Request
Read the entries below and pull out each line with the string "Blok".

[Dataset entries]
··········

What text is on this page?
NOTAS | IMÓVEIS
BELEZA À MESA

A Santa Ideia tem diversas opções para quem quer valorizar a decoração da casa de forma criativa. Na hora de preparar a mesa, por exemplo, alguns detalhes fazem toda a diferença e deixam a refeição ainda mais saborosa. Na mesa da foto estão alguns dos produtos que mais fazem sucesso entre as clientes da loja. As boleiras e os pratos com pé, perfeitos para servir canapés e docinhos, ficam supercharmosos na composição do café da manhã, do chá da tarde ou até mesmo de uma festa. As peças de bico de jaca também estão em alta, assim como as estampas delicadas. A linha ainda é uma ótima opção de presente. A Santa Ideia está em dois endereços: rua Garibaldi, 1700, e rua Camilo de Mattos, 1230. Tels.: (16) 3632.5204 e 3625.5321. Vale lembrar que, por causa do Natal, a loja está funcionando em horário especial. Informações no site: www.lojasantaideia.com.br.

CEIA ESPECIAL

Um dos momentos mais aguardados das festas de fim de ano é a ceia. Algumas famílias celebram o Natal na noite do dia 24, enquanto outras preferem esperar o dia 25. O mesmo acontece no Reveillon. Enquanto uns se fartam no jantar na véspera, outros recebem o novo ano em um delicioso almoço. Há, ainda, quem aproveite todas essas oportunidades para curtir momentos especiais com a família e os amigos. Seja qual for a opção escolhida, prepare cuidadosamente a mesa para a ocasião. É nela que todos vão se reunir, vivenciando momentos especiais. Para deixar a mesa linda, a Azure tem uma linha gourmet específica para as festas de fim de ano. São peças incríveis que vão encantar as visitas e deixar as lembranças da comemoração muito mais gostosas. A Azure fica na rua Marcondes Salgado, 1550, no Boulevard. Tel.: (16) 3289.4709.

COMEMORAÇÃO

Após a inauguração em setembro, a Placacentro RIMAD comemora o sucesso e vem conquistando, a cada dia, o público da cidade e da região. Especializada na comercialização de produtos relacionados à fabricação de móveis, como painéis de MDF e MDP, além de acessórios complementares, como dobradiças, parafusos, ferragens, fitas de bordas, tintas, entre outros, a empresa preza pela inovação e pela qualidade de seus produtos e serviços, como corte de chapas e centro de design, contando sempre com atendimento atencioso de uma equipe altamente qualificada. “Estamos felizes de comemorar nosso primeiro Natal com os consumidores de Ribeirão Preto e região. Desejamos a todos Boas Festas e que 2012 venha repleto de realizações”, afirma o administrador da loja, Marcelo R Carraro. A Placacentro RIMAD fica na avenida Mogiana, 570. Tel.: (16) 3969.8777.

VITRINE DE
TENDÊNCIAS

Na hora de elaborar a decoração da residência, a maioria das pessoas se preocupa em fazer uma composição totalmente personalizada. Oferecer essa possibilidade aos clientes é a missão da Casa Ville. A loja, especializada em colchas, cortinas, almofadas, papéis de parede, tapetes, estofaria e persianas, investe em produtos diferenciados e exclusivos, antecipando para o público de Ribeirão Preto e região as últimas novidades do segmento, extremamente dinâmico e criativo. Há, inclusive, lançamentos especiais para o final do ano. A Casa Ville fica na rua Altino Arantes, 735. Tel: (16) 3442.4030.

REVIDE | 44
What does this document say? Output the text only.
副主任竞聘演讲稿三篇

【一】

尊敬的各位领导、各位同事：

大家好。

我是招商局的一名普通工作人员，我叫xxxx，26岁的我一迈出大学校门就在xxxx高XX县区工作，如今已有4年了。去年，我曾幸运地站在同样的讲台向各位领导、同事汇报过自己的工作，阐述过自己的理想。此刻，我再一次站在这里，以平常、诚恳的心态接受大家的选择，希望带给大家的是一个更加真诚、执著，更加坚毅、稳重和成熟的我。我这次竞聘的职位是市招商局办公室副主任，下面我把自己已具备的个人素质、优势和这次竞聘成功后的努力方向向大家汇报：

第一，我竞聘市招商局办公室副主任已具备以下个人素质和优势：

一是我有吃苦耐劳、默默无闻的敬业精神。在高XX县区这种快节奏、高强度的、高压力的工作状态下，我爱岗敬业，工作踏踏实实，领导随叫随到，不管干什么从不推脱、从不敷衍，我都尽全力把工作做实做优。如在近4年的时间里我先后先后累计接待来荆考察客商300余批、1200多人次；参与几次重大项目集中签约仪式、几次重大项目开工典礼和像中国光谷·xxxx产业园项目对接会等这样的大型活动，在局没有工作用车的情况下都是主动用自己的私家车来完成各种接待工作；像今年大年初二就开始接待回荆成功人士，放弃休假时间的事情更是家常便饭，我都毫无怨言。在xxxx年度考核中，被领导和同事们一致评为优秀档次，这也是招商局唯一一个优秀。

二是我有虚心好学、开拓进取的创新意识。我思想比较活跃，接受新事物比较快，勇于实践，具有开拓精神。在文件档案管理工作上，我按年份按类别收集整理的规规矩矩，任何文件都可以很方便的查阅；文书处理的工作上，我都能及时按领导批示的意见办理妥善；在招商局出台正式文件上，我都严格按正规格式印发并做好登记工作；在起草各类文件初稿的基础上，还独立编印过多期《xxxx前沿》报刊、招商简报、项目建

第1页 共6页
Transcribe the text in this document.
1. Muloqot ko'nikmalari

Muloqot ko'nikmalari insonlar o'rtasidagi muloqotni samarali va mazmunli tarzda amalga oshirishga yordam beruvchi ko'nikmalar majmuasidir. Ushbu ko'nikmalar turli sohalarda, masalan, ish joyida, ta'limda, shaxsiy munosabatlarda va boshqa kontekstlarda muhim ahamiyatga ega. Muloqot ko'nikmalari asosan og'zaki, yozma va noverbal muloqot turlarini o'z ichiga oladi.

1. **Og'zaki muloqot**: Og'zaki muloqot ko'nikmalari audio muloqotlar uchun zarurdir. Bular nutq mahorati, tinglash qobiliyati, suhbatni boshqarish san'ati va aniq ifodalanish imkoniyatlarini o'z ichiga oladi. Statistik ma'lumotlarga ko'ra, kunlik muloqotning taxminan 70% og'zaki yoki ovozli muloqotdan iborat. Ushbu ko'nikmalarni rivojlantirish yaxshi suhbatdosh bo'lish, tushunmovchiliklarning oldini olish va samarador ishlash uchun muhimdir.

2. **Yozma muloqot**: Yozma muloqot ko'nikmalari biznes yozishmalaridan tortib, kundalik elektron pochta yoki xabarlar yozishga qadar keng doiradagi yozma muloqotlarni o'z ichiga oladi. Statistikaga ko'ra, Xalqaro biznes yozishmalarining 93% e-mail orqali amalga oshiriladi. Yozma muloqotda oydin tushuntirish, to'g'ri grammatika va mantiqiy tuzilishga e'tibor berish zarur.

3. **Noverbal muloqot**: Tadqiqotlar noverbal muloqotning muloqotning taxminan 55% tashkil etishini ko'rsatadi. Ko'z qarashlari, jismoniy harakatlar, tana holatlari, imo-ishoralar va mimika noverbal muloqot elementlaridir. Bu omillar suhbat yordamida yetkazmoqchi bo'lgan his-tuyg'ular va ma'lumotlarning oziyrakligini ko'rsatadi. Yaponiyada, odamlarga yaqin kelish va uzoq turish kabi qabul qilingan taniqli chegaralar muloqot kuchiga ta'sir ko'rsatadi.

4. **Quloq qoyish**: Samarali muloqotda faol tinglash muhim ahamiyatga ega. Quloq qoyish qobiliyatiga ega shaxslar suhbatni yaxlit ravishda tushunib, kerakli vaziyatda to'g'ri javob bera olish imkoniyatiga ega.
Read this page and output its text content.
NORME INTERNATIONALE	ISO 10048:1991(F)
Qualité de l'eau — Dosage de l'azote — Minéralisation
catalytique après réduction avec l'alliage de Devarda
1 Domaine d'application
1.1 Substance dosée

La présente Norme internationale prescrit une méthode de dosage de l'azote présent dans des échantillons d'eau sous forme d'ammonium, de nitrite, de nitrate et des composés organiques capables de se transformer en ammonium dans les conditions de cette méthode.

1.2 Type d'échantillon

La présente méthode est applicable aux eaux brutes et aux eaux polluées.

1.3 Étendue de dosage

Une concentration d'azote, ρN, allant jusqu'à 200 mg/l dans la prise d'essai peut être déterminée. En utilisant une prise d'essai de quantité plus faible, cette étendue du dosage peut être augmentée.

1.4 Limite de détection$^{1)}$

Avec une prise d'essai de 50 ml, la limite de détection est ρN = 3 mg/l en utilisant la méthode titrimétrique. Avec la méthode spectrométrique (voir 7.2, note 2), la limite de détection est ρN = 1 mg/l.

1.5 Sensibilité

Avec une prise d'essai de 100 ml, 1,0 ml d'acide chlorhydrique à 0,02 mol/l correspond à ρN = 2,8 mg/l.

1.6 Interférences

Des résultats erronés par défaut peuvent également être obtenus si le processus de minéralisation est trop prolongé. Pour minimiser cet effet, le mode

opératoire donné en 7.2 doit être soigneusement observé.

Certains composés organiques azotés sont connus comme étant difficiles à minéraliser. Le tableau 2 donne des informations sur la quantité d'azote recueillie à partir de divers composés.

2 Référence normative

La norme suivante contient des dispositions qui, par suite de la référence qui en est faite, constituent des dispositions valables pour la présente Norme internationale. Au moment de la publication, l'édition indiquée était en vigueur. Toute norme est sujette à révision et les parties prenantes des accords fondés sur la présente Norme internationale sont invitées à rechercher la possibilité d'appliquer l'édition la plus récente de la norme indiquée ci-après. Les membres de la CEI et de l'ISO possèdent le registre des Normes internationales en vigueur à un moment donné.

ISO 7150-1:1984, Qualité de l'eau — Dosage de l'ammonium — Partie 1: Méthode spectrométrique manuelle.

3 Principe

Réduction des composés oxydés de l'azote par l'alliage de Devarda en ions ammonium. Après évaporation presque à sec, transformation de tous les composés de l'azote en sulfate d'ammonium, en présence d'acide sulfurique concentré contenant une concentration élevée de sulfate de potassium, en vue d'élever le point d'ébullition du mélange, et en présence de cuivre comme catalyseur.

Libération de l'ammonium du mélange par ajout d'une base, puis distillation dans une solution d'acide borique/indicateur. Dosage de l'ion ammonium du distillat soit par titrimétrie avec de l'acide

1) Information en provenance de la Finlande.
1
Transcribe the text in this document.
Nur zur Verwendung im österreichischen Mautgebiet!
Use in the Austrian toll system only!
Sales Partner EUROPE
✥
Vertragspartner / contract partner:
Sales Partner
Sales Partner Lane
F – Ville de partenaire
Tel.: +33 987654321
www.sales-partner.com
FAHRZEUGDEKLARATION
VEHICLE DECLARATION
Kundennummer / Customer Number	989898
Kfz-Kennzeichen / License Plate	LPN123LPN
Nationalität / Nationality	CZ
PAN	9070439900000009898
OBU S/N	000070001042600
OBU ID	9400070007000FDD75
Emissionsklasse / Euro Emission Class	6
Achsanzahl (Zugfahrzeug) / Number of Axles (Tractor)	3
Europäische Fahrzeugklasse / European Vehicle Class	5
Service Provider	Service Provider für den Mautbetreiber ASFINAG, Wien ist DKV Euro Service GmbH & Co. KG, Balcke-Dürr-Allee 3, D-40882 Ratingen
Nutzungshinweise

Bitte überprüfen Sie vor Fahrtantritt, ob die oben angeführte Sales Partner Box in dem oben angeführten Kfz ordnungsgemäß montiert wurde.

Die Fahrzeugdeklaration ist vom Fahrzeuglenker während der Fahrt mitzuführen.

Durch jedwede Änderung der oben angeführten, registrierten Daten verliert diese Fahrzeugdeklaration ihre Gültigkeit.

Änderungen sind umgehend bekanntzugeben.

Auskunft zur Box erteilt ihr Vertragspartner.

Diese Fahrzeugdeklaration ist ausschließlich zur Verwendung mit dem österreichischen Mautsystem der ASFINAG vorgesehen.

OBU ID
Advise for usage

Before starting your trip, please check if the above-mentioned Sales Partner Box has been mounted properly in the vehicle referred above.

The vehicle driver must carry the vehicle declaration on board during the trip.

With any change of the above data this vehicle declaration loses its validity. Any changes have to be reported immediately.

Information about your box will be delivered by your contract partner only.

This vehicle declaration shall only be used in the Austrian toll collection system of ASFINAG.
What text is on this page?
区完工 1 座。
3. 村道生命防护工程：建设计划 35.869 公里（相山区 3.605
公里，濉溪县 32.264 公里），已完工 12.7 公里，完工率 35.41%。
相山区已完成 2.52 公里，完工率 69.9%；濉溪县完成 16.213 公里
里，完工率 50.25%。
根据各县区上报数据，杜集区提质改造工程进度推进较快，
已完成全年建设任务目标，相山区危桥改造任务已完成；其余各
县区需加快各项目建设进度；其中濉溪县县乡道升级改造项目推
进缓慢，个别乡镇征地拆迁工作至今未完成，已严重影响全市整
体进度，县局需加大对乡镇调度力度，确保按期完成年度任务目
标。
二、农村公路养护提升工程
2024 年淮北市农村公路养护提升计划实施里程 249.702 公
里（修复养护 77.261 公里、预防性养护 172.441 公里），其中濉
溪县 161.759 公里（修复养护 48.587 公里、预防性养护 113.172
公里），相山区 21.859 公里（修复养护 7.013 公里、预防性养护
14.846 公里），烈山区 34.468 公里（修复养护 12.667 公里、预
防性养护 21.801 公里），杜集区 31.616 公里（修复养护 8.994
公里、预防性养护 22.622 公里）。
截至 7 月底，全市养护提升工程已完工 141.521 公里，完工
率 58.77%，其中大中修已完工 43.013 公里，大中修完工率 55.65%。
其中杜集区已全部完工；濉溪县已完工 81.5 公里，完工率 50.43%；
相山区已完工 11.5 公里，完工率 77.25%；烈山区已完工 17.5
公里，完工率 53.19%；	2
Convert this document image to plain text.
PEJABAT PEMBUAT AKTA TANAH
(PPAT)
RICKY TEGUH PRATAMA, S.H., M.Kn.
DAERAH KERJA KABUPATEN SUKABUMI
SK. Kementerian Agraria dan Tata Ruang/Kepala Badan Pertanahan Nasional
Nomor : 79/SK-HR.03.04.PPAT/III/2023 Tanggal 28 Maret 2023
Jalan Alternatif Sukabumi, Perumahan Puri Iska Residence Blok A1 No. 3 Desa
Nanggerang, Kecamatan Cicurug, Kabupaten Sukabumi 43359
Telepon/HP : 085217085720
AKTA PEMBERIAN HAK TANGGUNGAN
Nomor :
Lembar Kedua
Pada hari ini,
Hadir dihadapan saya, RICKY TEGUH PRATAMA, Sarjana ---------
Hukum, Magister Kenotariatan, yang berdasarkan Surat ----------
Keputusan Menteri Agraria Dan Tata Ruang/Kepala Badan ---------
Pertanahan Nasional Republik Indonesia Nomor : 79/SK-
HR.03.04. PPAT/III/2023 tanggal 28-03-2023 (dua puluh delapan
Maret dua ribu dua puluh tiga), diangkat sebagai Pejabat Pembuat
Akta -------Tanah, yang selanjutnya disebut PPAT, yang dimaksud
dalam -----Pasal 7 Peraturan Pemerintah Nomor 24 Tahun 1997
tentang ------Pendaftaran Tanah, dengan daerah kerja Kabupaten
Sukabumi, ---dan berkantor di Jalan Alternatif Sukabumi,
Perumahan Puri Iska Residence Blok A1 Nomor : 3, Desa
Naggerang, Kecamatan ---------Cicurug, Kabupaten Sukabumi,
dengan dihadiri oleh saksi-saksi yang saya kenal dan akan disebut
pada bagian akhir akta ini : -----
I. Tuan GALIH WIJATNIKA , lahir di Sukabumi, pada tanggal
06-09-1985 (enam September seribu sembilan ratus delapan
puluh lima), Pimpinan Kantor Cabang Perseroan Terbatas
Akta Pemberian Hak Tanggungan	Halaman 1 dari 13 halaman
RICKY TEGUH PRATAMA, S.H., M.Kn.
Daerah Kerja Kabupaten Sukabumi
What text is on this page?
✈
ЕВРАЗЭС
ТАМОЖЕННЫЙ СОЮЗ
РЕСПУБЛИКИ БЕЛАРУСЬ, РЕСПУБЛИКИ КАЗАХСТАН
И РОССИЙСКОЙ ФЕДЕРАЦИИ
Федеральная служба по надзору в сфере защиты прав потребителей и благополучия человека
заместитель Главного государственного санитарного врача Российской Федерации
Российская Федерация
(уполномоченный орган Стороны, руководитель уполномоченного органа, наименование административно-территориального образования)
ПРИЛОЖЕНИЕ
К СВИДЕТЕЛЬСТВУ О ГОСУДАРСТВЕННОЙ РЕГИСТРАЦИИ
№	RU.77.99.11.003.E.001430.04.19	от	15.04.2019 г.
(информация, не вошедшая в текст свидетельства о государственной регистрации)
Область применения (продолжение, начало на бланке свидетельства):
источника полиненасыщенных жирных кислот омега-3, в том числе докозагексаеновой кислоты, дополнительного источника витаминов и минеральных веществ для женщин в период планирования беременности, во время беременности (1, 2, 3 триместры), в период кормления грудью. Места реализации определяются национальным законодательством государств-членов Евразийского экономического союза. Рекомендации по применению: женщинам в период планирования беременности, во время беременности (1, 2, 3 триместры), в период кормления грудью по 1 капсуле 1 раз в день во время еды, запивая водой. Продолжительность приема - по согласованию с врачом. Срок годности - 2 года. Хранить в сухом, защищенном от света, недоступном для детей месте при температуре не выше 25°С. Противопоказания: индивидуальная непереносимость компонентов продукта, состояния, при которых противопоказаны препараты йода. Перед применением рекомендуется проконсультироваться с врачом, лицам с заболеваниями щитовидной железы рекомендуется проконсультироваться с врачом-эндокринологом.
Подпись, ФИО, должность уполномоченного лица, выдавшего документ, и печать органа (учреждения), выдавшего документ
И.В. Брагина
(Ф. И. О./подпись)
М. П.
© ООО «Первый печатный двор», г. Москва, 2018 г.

··········

Output
Jalan Alternatif Sukabumi, Perumahan Puri Iska Residence Blok A1 No. 3 Desa
Perumahan Puri Iska Residence Blok A1 Nomor : 3, Desa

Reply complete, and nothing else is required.